PROVIDED INFORMATION =

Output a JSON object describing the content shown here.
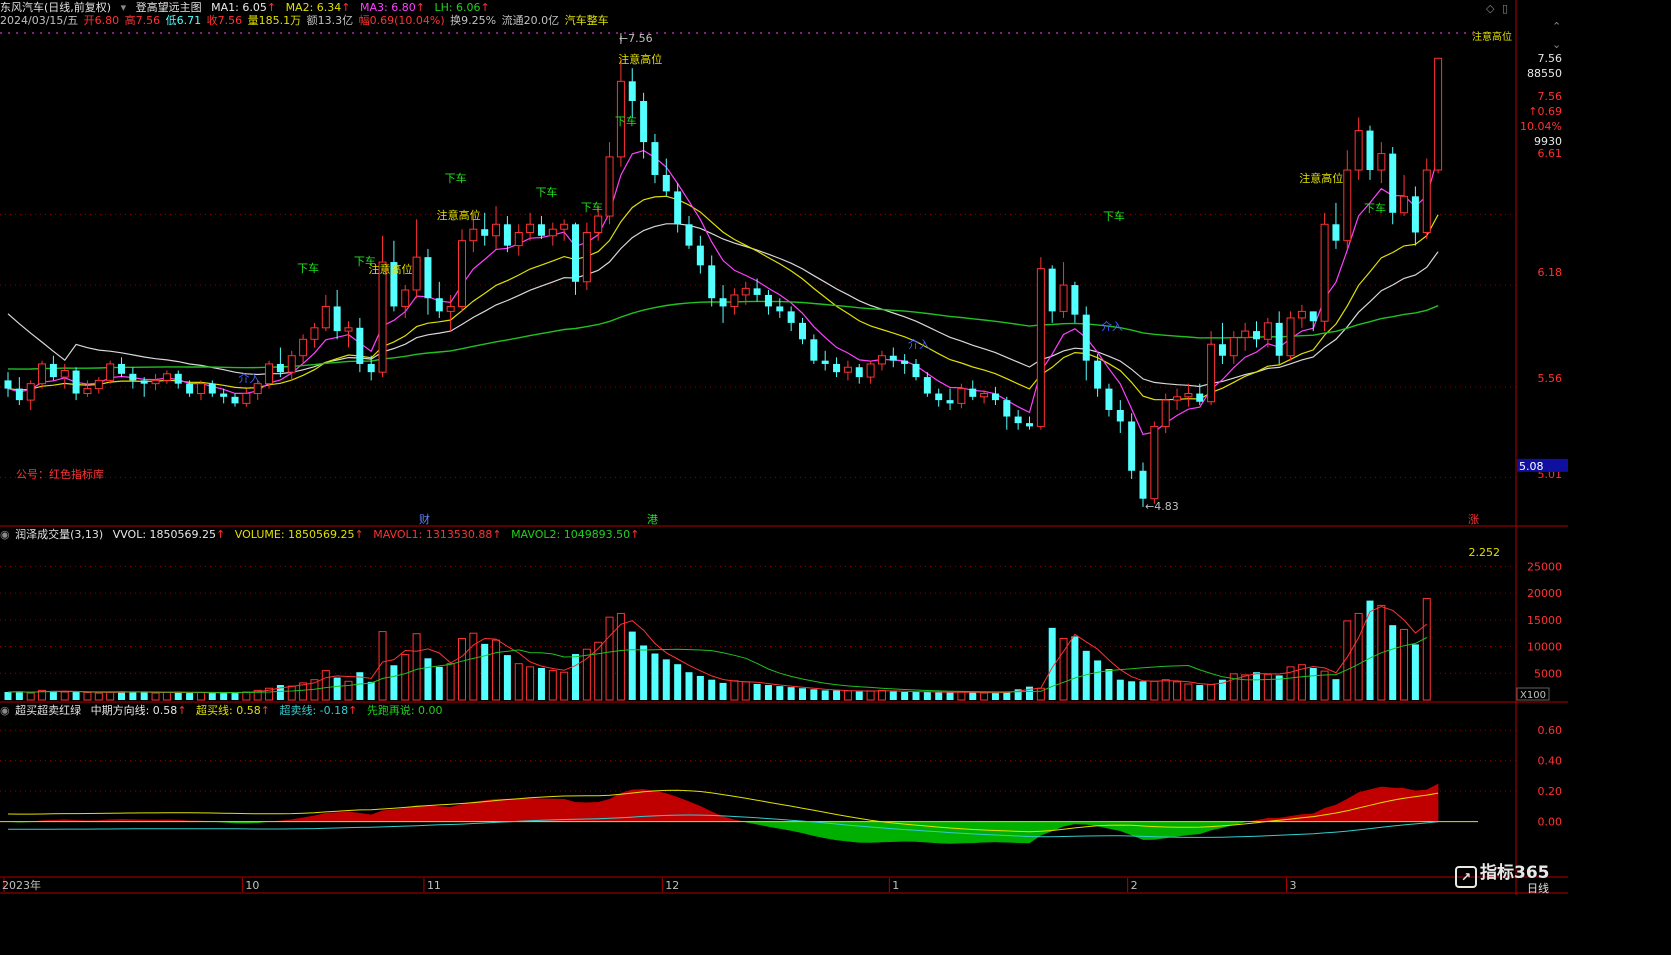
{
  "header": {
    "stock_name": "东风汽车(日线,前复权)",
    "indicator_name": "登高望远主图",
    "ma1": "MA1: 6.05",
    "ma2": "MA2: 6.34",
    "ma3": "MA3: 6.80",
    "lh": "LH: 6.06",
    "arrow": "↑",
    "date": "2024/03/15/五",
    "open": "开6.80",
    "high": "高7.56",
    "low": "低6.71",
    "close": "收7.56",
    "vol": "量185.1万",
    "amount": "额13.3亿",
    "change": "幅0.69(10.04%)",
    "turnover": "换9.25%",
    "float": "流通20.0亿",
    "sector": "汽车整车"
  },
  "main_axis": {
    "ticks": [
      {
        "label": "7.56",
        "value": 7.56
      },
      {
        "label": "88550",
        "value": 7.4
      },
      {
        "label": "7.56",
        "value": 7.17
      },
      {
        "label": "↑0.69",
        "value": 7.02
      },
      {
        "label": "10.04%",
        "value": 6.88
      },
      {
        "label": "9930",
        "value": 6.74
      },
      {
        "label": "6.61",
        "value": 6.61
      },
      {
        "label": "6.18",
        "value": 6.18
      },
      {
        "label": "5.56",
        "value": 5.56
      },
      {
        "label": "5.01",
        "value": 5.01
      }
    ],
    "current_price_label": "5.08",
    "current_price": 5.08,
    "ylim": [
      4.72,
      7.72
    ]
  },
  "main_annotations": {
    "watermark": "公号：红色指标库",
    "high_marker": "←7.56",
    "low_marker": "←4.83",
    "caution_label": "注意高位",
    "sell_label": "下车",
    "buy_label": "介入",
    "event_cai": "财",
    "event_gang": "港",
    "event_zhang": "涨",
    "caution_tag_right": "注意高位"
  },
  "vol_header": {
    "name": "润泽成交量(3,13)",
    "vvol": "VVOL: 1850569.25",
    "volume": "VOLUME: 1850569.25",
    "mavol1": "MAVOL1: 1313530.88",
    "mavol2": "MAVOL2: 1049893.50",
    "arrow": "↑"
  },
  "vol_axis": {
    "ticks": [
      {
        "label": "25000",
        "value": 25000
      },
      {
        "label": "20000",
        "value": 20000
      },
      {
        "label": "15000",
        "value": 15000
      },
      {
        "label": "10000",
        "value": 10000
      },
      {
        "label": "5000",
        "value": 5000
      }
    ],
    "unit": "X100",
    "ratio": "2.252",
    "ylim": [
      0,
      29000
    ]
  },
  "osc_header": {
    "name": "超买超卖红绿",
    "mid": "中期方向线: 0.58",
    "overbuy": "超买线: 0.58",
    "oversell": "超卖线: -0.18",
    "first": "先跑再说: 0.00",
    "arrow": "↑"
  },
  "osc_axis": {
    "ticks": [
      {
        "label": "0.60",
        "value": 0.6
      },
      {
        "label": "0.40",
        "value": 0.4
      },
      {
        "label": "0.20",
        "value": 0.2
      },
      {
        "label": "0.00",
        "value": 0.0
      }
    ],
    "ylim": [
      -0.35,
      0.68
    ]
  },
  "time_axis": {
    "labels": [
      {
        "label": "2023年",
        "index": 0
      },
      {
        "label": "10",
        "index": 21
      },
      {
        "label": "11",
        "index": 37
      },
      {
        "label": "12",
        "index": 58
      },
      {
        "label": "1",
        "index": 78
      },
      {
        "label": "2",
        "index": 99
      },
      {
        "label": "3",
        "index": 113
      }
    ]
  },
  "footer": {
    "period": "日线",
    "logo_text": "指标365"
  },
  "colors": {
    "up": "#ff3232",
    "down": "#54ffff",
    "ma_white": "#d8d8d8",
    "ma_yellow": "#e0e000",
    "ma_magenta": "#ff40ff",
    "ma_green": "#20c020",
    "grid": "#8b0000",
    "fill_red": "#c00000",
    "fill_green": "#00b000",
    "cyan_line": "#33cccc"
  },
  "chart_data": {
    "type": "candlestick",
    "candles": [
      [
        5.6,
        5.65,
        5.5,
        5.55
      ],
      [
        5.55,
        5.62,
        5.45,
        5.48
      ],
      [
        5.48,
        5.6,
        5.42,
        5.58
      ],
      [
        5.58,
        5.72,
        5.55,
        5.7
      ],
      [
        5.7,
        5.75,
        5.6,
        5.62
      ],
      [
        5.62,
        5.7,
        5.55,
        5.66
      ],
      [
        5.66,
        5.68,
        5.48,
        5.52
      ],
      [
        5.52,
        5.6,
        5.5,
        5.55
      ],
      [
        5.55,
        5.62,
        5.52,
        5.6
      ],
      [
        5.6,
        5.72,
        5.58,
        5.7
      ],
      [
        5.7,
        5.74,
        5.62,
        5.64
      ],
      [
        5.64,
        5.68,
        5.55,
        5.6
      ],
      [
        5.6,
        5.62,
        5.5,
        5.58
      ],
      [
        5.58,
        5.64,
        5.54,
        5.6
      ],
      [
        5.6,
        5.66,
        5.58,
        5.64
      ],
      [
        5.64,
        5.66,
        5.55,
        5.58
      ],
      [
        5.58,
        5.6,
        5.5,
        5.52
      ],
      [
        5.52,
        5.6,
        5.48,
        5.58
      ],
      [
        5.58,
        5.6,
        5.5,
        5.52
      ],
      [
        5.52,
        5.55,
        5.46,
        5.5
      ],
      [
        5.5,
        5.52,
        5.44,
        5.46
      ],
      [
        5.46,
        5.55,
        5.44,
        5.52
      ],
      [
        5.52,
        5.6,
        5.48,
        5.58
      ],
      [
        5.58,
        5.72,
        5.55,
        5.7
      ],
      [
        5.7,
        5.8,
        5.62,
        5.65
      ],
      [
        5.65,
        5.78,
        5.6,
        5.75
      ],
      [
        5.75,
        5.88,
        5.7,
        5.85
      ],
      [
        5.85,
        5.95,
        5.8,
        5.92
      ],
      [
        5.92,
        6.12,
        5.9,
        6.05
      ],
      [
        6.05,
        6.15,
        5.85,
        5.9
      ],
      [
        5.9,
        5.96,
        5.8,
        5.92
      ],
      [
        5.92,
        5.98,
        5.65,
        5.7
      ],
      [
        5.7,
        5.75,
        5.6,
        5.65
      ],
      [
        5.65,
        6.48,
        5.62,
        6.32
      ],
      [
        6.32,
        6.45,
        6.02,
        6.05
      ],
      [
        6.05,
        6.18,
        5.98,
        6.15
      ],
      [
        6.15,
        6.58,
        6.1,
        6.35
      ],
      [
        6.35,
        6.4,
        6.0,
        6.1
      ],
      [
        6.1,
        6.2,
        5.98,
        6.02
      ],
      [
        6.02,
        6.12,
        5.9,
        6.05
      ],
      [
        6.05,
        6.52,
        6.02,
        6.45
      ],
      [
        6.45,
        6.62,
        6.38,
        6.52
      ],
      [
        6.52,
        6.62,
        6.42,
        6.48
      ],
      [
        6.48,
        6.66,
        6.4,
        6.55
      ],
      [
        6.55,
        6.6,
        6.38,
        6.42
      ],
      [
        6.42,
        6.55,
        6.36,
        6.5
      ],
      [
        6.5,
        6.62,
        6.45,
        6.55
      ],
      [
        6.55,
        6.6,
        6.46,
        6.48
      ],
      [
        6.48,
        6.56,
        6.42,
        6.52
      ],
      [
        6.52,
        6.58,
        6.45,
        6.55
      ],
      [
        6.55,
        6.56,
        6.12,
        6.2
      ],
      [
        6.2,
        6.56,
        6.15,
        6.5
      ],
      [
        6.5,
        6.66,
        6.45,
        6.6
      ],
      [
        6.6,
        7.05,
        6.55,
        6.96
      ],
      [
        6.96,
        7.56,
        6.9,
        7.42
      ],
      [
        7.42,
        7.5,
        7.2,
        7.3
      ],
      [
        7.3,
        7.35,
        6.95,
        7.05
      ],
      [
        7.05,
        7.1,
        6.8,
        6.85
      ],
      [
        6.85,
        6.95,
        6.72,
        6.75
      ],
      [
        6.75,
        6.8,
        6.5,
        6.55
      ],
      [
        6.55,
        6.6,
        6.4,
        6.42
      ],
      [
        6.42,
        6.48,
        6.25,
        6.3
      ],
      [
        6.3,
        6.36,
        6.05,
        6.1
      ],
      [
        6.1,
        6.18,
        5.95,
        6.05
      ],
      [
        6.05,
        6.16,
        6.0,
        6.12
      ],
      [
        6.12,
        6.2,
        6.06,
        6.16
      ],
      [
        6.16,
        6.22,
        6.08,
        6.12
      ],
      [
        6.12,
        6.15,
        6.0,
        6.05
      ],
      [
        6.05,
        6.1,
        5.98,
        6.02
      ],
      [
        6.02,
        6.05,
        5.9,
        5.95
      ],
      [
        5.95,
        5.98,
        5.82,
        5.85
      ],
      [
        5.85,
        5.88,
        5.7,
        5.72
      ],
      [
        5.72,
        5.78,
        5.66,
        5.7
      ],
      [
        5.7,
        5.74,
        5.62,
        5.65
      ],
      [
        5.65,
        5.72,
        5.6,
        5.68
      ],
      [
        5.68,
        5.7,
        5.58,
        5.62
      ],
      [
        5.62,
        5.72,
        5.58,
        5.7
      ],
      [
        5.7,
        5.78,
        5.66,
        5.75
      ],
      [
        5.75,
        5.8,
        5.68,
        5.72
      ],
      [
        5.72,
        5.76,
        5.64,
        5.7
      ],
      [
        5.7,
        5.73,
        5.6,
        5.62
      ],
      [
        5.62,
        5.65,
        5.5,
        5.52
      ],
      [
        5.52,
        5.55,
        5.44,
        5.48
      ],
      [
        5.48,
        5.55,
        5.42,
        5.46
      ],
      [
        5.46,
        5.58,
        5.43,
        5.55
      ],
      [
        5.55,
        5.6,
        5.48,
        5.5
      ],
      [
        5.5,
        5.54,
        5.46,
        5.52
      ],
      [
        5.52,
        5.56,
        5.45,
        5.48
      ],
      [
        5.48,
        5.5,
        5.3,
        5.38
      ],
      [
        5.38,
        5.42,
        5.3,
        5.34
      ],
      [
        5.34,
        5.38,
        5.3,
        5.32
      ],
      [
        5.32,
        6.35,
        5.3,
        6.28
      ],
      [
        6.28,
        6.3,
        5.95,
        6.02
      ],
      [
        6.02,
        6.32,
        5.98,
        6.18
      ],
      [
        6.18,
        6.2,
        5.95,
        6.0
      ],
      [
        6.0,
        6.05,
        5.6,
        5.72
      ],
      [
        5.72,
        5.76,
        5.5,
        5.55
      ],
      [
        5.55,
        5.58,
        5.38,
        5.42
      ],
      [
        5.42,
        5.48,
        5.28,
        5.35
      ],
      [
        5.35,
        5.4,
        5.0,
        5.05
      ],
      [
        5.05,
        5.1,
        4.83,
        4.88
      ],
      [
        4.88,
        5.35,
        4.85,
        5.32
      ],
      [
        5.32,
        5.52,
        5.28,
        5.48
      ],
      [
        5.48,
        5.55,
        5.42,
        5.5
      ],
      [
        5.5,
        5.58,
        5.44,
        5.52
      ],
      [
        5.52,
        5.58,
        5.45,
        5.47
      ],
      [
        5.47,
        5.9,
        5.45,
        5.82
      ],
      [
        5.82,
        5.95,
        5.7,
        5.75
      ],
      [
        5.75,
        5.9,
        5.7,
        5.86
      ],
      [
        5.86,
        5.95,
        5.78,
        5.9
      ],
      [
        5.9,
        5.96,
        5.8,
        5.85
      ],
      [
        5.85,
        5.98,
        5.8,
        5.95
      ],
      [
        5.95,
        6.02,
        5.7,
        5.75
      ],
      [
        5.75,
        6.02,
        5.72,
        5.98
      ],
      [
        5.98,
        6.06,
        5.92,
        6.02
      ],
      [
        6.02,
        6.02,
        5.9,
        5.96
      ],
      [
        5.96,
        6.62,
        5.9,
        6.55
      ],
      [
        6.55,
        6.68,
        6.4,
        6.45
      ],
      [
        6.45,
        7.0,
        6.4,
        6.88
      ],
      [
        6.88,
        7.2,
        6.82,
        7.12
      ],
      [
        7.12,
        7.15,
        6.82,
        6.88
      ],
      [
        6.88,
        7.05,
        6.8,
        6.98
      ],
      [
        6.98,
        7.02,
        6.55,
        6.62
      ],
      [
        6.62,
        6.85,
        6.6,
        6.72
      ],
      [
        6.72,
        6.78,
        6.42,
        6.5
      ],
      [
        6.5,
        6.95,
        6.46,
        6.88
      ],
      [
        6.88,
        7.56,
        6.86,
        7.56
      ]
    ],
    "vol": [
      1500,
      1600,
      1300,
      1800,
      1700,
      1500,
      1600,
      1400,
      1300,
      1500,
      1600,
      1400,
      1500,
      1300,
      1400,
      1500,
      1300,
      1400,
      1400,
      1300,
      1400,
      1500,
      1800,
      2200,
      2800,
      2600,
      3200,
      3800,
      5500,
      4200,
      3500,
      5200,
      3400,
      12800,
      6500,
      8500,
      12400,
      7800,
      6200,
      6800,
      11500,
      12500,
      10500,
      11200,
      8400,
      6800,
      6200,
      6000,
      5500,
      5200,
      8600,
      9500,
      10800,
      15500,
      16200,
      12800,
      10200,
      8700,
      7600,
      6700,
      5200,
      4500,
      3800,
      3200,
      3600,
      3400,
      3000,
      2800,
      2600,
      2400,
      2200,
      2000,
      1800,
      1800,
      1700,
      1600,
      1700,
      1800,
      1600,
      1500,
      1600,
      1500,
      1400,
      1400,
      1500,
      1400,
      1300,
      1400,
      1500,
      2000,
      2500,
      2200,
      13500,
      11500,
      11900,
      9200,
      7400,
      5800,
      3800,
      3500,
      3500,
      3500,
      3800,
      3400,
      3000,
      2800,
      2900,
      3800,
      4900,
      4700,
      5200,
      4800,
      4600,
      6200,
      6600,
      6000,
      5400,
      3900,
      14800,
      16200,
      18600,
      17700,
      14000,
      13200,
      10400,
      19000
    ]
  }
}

DIRECTIONS = Show all lines from the records above where the word "index" occurs.

OUTPUT =
        "index": 0
        "index": 21
        "index": 37
        "index": 58
        "index": 78
        "index": 99
        "index": 113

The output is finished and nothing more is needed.